Set exercise: Copy each line below in which the string "time" occurs.

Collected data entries
★ ★ ★ ★
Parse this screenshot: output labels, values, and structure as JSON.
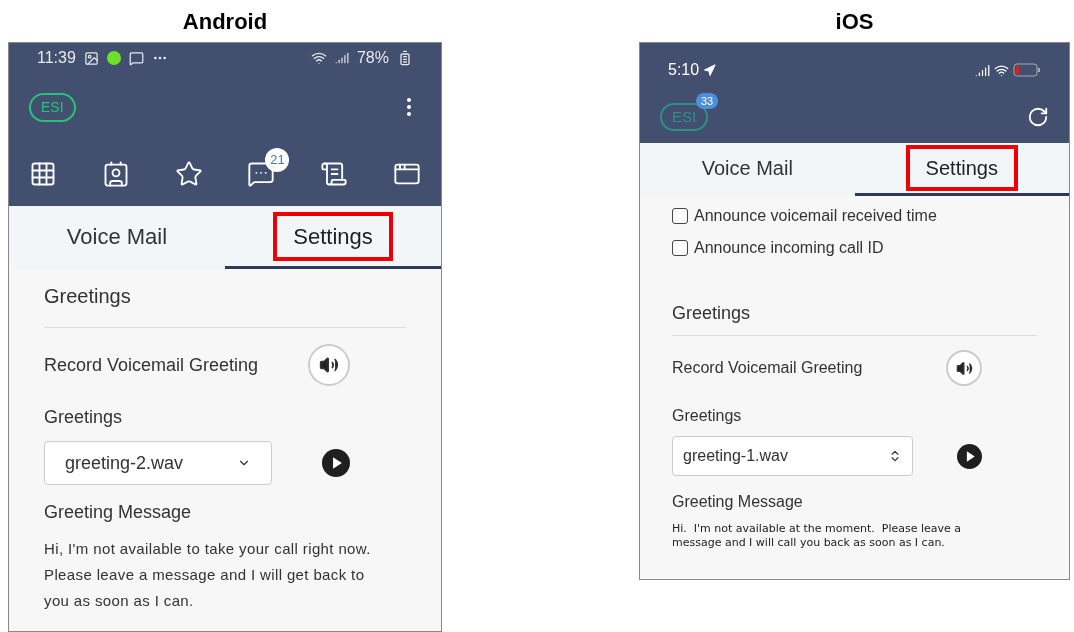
{
  "panels": [
    {
      "kind": "android",
      "heading": "Android",
      "status_bar": {
        "time": "11:39",
        "battery": "78%"
      },
      "app_bar": {
        "account": "ESI"
      },
      "toolbar": [
        {
          "kind": "dialpad"
        },
        {
          "kind": "contacts"
        },
        {
          "kind": "favorites"
        },
        {
          "kind": "chat",
          "badge": "21"
        },
        {
          "kind": "document"
        },
        {
          "kind": "window"
        }
      ],
      "tabs": [
        {
          "label": "Voice Mail",
          "selected": false,
          "highlighted": false
        },
        {
          "label": "Settings",
          "selected": true,
          "highlighted": true
        }
      ],
      "section_title": "Greetings",
      "record_label": "Record Voicemail Greeting",
      "greetings_label": "Greetings",
      "greeting_select": {
        "value": "greeting-2.wav"
      },
      "message_label": "Greeting Message",
      "message": "Hi, I'm not available to take your call right now. Please leave a message and I will get back to you as soon as I can."
    },
    {
      "kind": "ios",
      "heading": "iOS",
      "status_bar": {
        "time": "5:10"
      },
      "app_bar": {
        "account": "ESI",
        "account_badge": "33"
      },
      "tabs": [
        {
          "label": "Voice Mail",
          "selected": false,
          "highlighted": false
        },
        {
          "label": "Settings",
          "selected": true,
          "highlighted": true
        }
      ],
      "options": [
        {
          "label": "Announce voicemail received time",
          "checked": false
        },
        {
          "label": "Announce incoming call ID",
          "checked": false
        }
      ],
      "section_title": "Greetings",
      "record_label": "Record Voicemail Greeting",
      "greetings_label": "Greetings",
      "greeting_select": {
        "value": "greeting-1.wav"
      },
      "message_label": "Greeting Message",
      "message": "Hi.  I'm not available at the moment.  Please leave a message and I will call you back as soon as I can."
    }
  ]
}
★ ★ ★ ★
Task result:
        "time": "11:39",
        "time": "5:10"
          "label": "Announce voicemail received time",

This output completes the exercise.